# 本文抜粋

::::

なお、張力制御を行った場合に、不可避的に若干延伸・収縮される場合があるが、本発明においては、これは延伸処理に含めない。
保護フィルムとしては、例えば、トリアセチルセルロースやジアセチルセルロースのようなアセチルセルロース系樹脂からなるフィルム、ポリエチレンテレフタレートやポリエチレンナフタレート、ポリブチレンテレフタレートのようなポリエステル系樹脂からなるフィルム、ポリカーボネート系樹脂からなるフィルム、シクロオレフィン系樹脂からなるフィルム、アクリル系樹脂フィルム、ポリプロピレンフィルムが挙げられる。
(1)フィルムのネックイン率(%)は、以下の式から求められる。
{(延伸前のフィルム幅−延伸後のフィルム幅)/延伸前のフィルム幅}×100
(2)フィルムの光学性能は、(株)日本分光製の紫外可視分光光度計V7100に偏光板をセットし、透過方向と吸収方向の偏光板の紫外可視スペクトルを測定し、単体透過率および偏光度(視感度補正偏光度)をJIS−Z8729に準拠して計算にて求めた。
厚さ75μm のポリビニルアルコールフィルム(日本合成化学工業(株)社製、OPLフィルム、M−7500、重合度2,600)を30℃の純水に、弛まないように緊張状態を保ったまま浸漬してポリビニルアルコールフィルムを十分に膨潤させた。次に、ヨウ素/ヨウ化カリウム/水からなる水溶液に浸漬しつつ、積算延伸倍率が2.25倍になるまで一軸延伸を行った。
続いて図1に示すように、第一のホウ酸処理工程として、ヨウ化カリウム/ホウ酸/水が重量比で12/4.2/100 の55℃水溶液4が入ったホウ酸処理槽1にポリビニルアルコールフィルム10を浸漬しつつ原反からの積算延伸倍率が4.5倍になるまで一軸延伸を行った。該工程には、ガイドロールとしてスポンジゴムロール2、20(スポンジの硬度がJISショアCスケールで25度、密度が0.42g/cm3、および表面粗さが20S)を5本設置し、第一のガイドロール20は2つのニップロール30、30’間距離Lのフィルムの搬送方向の上流側から1/2の位置に設置した。

::::

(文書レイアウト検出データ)
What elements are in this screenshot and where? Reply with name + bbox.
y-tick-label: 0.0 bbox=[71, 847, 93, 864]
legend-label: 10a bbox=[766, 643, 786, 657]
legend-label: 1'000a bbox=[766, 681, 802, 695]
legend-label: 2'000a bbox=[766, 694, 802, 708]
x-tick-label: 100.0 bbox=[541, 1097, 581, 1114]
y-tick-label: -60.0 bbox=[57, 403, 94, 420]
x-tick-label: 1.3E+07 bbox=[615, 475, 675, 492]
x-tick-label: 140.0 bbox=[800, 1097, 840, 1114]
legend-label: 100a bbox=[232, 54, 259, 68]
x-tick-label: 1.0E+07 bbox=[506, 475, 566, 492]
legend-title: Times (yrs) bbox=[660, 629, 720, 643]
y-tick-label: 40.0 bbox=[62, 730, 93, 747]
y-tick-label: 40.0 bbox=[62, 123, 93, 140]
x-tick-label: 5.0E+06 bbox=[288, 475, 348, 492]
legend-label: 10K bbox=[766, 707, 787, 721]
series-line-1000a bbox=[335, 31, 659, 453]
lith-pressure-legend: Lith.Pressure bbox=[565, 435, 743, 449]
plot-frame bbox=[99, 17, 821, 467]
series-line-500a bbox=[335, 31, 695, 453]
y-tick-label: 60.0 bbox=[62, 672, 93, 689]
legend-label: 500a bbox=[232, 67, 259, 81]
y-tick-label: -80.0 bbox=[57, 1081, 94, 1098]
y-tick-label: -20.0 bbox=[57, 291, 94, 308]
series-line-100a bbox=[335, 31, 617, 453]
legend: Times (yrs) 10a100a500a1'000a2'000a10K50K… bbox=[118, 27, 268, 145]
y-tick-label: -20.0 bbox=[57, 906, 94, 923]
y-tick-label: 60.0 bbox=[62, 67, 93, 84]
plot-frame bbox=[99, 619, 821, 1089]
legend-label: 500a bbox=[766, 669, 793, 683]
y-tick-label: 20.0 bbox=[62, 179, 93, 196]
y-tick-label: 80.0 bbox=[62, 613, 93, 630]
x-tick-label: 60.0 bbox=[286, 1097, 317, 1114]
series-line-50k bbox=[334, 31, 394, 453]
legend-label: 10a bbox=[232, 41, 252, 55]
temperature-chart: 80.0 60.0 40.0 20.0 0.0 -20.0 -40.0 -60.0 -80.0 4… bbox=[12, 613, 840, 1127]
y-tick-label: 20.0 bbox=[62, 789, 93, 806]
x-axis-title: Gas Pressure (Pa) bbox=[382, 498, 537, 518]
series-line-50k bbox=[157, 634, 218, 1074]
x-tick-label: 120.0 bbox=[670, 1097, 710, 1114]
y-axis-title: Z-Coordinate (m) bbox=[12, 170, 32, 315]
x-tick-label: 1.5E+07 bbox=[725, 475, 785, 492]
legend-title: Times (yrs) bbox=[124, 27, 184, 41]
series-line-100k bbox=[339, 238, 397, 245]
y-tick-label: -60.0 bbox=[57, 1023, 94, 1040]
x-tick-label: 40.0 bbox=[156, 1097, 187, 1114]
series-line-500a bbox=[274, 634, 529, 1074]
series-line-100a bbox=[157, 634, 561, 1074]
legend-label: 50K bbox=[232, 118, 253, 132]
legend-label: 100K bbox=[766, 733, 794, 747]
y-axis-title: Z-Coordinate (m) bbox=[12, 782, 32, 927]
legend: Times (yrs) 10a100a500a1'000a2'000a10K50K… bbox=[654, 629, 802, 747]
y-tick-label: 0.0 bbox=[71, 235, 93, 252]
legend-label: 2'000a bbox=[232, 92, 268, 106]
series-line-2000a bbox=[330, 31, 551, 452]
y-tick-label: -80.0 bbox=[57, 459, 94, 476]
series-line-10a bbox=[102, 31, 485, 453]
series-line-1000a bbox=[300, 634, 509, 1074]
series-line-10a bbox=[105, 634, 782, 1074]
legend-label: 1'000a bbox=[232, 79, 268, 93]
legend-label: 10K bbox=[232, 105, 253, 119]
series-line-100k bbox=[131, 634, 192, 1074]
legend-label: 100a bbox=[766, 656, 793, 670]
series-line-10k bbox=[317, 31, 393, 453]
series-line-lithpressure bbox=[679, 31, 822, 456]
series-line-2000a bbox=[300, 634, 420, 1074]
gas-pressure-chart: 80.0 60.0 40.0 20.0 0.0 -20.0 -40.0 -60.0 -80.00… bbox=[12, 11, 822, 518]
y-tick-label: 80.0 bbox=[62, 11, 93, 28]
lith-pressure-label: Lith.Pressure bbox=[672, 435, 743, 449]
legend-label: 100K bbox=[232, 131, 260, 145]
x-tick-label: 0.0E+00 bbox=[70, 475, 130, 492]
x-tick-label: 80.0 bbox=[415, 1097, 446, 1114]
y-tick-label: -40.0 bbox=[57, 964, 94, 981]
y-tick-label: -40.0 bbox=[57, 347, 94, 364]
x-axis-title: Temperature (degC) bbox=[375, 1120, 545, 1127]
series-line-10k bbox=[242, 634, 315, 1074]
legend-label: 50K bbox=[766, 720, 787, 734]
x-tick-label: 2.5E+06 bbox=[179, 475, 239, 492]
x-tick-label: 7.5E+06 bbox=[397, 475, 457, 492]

::::

# 実施事項 1
偏光フィルムの製造に関する本文のうち、「保護フィルムとしては、例えば」から始まり「(1)フィルムのネックイン率(%)は、以下の式から求められる。」で終わる部分を、一字一句違えずに書き写しなさい。
# 実施事項 2
偏光フィルムの製造に関する本文をもとに、次の問いに答えなさい。
(a) 原反として用いたポリビニルアルコールフィルムの厚さはいくらか。
(b) 第一のホウ酸処理工程でガイドロールとして設置したスポンジゴムロールは何本か。
(c) フィルムの光学性能の測定に用いた紫外可視分光光度計の型番は何か。
この作業では記録を使わない。

# 解答例 1
保護フィルムとしては、例えば、トリアセチルセルロースやジアセチルセルロースのようなアセチルセルロース系樹脂からなるフィルム、ポリエチレンテレフタレートやポリエチレンナフタレート、ポリブチレンテレフタレートのようなポリエステル系樹脂からなるフィルム、ポリカーボネート系樹脂からなるフィルム、シクロオレフィン系樹脂からなるフィルム、アクリル系樹脂フィルム、ポリプロピレンフィルムが挙げられる。
(1)フィルムのネックイン率(%)は、以下の式から求められる。

# 解答例 2
(a) 75μm
(b) 5本
(c) V7100